* start *

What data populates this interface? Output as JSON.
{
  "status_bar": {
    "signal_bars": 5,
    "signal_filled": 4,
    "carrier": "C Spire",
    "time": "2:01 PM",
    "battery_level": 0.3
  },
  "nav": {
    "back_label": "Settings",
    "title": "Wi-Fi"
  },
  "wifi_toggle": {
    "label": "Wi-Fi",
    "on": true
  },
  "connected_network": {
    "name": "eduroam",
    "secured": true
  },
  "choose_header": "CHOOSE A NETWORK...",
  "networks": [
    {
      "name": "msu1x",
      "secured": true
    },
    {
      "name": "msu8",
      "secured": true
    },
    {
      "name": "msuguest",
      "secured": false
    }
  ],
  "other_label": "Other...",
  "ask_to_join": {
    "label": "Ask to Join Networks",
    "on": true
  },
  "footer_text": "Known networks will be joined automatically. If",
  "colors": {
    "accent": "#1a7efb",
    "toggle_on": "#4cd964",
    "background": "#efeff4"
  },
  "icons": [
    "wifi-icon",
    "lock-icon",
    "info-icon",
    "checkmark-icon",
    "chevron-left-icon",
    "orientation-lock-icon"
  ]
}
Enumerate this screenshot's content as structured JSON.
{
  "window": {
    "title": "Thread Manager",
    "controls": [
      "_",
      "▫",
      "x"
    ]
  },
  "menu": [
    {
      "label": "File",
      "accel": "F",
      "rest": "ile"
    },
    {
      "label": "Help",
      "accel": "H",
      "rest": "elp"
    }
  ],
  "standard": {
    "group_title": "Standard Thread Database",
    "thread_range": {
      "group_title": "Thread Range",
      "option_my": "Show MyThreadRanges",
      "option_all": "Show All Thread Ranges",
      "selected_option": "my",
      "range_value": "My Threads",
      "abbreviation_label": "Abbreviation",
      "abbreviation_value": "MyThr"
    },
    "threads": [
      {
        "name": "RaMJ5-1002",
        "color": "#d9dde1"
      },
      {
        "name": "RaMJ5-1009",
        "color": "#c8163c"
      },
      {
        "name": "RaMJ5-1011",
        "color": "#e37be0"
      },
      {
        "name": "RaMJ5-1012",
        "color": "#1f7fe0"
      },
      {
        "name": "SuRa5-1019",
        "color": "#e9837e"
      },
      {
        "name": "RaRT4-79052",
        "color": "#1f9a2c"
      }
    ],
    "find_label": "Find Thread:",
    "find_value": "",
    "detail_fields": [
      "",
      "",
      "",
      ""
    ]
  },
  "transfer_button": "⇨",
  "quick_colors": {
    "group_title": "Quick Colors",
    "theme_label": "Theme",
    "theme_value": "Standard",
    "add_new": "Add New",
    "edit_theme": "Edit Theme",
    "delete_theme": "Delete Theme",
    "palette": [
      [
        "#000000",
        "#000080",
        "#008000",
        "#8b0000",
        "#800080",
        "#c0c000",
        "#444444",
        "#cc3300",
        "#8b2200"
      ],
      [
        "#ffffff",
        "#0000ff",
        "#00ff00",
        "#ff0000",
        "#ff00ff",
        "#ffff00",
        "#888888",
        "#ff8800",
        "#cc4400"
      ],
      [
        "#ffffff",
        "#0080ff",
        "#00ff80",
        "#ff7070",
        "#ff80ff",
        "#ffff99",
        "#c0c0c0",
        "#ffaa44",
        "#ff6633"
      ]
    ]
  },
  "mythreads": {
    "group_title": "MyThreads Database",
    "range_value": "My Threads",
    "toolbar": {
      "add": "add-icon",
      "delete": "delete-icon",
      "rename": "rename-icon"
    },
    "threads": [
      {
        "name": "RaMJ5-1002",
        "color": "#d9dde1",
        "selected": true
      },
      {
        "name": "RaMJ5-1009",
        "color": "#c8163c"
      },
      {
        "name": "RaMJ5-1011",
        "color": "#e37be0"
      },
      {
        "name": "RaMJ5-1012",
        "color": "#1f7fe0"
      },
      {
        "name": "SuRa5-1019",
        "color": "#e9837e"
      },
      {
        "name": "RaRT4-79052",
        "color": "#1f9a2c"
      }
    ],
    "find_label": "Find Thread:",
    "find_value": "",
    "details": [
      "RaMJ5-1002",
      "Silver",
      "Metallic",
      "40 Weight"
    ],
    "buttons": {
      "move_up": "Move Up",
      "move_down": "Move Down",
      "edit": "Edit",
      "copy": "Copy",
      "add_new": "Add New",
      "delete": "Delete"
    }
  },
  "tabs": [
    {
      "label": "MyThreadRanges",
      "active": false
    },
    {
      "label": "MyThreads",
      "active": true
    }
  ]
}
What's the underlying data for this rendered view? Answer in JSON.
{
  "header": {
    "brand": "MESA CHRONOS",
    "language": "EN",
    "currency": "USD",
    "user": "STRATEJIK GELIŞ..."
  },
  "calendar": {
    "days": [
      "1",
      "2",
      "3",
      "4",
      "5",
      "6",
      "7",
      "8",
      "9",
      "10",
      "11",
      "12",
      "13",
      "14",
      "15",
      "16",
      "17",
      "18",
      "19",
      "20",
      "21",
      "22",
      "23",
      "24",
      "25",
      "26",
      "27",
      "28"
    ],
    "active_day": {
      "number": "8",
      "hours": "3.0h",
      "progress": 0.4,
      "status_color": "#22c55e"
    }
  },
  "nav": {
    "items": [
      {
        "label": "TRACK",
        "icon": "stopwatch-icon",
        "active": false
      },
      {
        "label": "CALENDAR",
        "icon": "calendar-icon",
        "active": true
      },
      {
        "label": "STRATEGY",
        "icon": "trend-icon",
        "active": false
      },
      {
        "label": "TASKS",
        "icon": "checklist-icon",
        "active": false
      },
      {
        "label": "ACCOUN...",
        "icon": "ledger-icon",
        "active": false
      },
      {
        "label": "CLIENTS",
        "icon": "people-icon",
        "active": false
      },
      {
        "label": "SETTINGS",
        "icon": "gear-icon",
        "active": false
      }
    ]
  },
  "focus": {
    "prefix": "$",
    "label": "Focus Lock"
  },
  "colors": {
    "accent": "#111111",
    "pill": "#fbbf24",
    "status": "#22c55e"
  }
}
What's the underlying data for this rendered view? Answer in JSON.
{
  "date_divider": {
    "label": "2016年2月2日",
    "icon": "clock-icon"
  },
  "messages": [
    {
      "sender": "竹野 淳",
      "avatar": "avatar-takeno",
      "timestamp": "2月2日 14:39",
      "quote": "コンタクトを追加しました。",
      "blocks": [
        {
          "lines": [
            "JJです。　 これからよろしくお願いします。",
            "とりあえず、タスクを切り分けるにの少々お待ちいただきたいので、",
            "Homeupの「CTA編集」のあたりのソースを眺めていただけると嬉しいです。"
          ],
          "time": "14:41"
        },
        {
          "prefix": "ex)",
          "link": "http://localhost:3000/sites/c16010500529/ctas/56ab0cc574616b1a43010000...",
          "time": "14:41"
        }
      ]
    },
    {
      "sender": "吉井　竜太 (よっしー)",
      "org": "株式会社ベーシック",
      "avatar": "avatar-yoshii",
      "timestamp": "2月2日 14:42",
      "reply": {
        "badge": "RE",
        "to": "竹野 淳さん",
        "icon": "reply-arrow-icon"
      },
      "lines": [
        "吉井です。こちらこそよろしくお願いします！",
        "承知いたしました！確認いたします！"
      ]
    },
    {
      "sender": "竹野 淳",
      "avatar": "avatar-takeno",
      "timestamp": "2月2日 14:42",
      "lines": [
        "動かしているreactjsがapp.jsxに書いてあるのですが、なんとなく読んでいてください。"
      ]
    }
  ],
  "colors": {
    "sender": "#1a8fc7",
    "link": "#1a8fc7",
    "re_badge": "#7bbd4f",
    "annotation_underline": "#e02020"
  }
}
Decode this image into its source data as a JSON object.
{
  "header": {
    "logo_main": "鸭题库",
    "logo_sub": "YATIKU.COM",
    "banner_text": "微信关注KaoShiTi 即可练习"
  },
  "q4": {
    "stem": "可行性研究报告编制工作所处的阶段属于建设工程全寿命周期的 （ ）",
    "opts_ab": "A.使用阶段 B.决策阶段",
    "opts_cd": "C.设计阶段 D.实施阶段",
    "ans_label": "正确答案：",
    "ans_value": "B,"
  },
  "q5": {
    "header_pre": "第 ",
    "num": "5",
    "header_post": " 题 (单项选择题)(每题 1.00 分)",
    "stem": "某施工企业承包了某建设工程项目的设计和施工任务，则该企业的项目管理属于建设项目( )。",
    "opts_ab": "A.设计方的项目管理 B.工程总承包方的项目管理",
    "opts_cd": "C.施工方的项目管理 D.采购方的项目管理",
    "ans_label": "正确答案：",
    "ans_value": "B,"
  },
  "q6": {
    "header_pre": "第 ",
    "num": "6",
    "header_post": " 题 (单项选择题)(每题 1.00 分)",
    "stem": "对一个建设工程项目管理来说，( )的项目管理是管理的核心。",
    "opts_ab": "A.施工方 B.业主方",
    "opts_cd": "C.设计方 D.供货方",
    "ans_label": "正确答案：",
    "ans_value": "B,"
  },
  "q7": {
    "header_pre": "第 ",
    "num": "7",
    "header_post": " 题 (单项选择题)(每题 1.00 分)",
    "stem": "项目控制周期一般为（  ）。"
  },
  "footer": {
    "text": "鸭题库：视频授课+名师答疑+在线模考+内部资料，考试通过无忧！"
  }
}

* end *

All lines from the one containing "Decode this image" through the end of the records, both ends included, are to be quoted exactly; please add nothing else.

Decode this image into its source data as a JSON object.
{
  "header": {
    "logo_main": "鸭题库",
    "logo_sub": "YATIKU.COM",
    "banner_text": "微信关注KaoShiTi 即可练习"
  },
  "q4": {
    "stem": "可行性研究报告编制工作所处的阶段属于建设工程全寿命周期的 （ ）",
    "opts_ab": "A.使用阶段 B.决策阶段",
    "opts_cd": "C.设计阶段 D.实施阶段",
    "ans_label": "正确答案：",
    "ans_value": "B,"
  },
  "q5": {
    "header_pre": "第 ",
    "num": "5",
    "header_post": " 题 (单项选择题)(每题 1.00 分)",
    "stem": "某施工企业承包了某建设工程项目的设计和施工任务，则该企业的项目管理属于建设项目( )。",
    "opts_ab": "A.设计方的项目管理 B.工程总承包方的项目管理",
    "opts_cd": "C.施工方的项目管理 D.采购方的项目管理",
    "ans_label": "正确答案：",
    "ans_value": "B,"
  },
  "q6": {
    "header_pre": "第 ",
    "num": "6",
    "header_post": " 题 (单项选择题)(每题 1.00 分)",
    "stem": "对一个建设工程项目管理来说，( )的项目管理是管理的核心。",
    "opts_ab": "A.施工方 B.业主方",
    "opts_cd": "C.设计方 D.供货方",
    "ans_label": "正确答案：",
    "ans_value": "B,"
  },
  "q7": {
    "header_pre": "第 ",
    "num": "7",
    "header_post": " 题 (单项选择题)(每题 1.00 分)",
    "stem": "项目控制周期一般为（  ）。"
  },
  "footer": {
    "text": "鸭题库：视频授课+名师答疑+在线模考+内部资料，考试通过无忧！"
  }
}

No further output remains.